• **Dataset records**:

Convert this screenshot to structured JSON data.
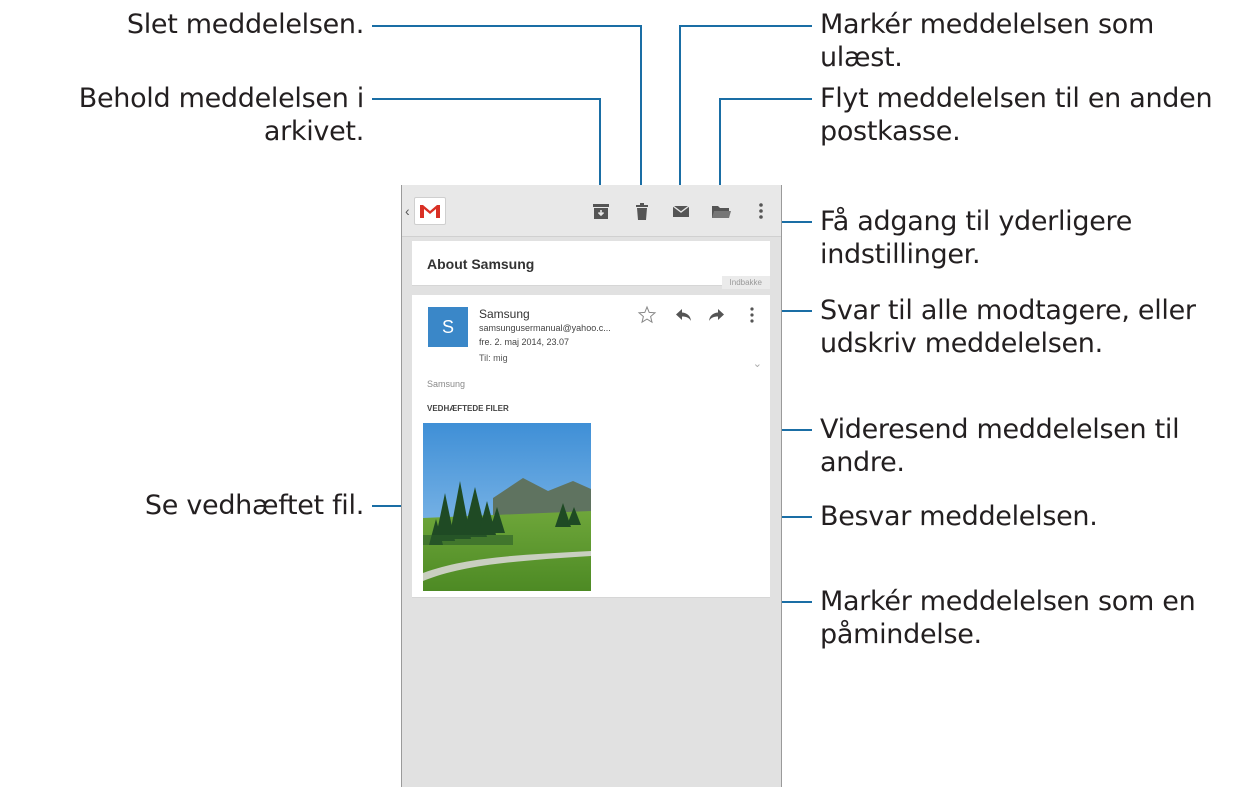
{
  "callouts": {
    "delete": "Slet meddelelsen.",
    "archive": "Behold meddelelsen i arkivet.",
    "view_attachment": "Se vedhæftet fil.",
    "mark_unread": "Markér meddelelsen som ulæst.",
    "move_line1": "Flyt meddelelsen til en anden",
    "move_line2": "postkasse.",
    "more_line1": "Få adgang til yderligere",
    "more_line2": "indstillinger.",
    "reply_all_line1": "Svar til alle modtagere, eller",
    "reply_all_line2": "udskriv meddelelsen.",
    "forward": "Videresend meddelelsen til andre.",
    "reply": "Besvar meddelelsen.",
    "star_line1": "Markér meddelelsen som en",
    "star_line2": "påmindelse."
  },
  "actionbar": {
    "icons": [
      "back-chevron-icon",
      "gmail-logo",
      "archive-icon",
      "trash-icon",
      "mail-icon",
      "folder-icon",
      "overflow-menu-icon"
    ]
  },
  "email": {
    "subject": "About Samsung",
    "label": "Indbakke",
    "avatar_letter": "S",
    "sender": "Samsung",
    "address": "samsungusermanual@yahoo.c...",
    "date": "fre. 2. maj 2014, 23.07",
    "to": "Til: mig",
    "body": "Samsung",
    "attachments_heading": "VEDHÆFTEDE FILER"
  },
  "colors": {
    "leader_line": "#1a6ea5",
    "avatar": "#3a87c8",
    "gmail_red": "#d93025"
  }
}
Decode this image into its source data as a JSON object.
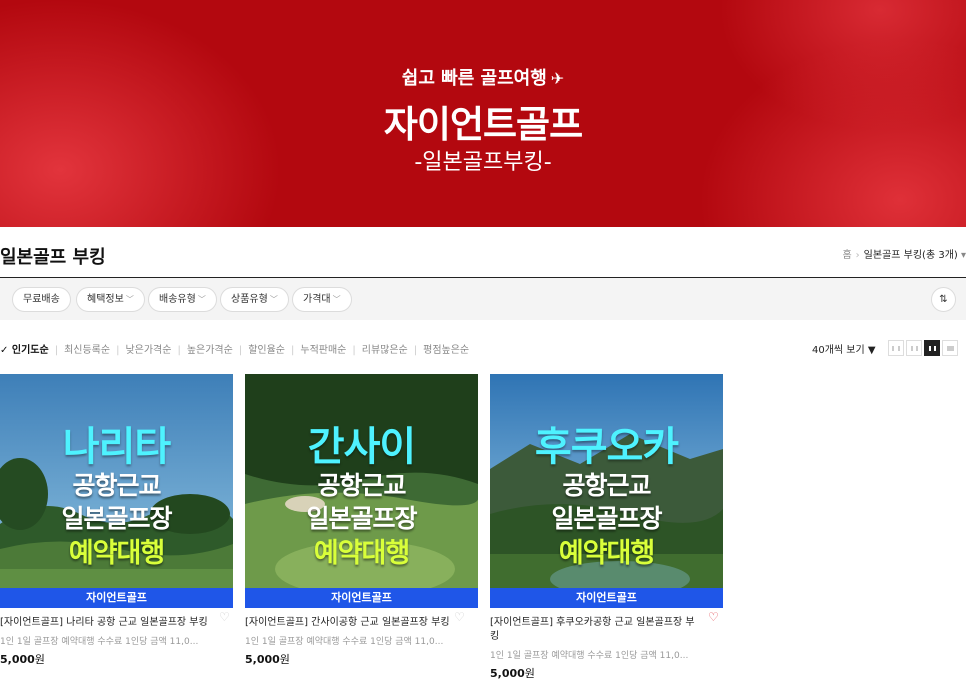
{
  "banner": {
    "subtitle": "쉽고 빠른 골프여행",
    "title": "자이언트골프",
    "tagline": "-일본골프부킹-",
    "color": "#b3080f"
  },
  "header": {
    "title": "일본골프 부킹",
    "breadcrumb": {
      "home": "홈",
      "current": "일본골프 부킹(총 3개)"
    }
  },
  "filters": [
    {
      "label": "무료배송",
      "dropdown": false
    },
    {
      "label": "혜택정보",
      "dropdown": true
    },
    {
      "label": "배송유형",
      "dropdown": true
    },
    {
      "label": "상품유형",
      "dropdown": true
    },
    {
      "label": "가격대",
      "dropdown": true
    }
  ],
  "sort": {
    "items": [
      "인기도순",
      "최신등록순",
      "낮은가격순",
      "높은가격순",
      "할인율순",
      "누적판매순",
      "리뷰많은순",
      "평점높은순"
    ],
    "active_index": 0,
    "per_page": "40개씩 보기"
  },
  "products": [
    {
      "headline": "나리타",
      "line2": "공항근교",
      "line3": "일본골프장",
      "line4": "예약대행",
      "brand": "자이언트골프",
      "name": "[자이언트골프] 나리타 공항 근교 일본골프장 부킹",
      "desc": "1인 1일 골프장 예약대행 수수료 1인당 금액 11,0...",
      "price": "5,000",
      "currency": "원",
      "liked": false
    },
    {
      "headline": "간사이",
      "line2": "공항근교",
      "line3": "일본골프장",
      "line4": "예약대행",
      "brand": "자이언트골프",
      "name": "[자이언트골프] 간사이공항 근교 일본골프장 부킹",
      "desc": "1인 1일 골프장 예약대행 수수료 1인당 금액 11,0...",
      "price": "5,000",
      "currency": "원",
      "liked": false
    },
    {
      "headline": "후쿠오카",
      "line2": "공항근교",
      "line3": "일본골프장",
      "line4": "예약대행",
      "brand": "자이언트골프",
      "name": "[자이언트골프] 후쿠오카공항 근교 일본골프장 부킹",
      "desc": "1인 1일 골프장 예약대행 수수료 1인당 금액 11,0...",
      "price": "5,000",
      "currency": "원",
      "liked": true
    }
  ],
  "colors": {
    "brand_bar": "#1f56e8",
    "headline": "#4ef2ff",
    "highlight": "#d9ff3a",
    "heart_on": "#e0434c"
  }
}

• **Set problem**:
Among the lines of the listing, how many hold the string "meddelelsen"? Respond with only the number.

• **Problem solution**:
8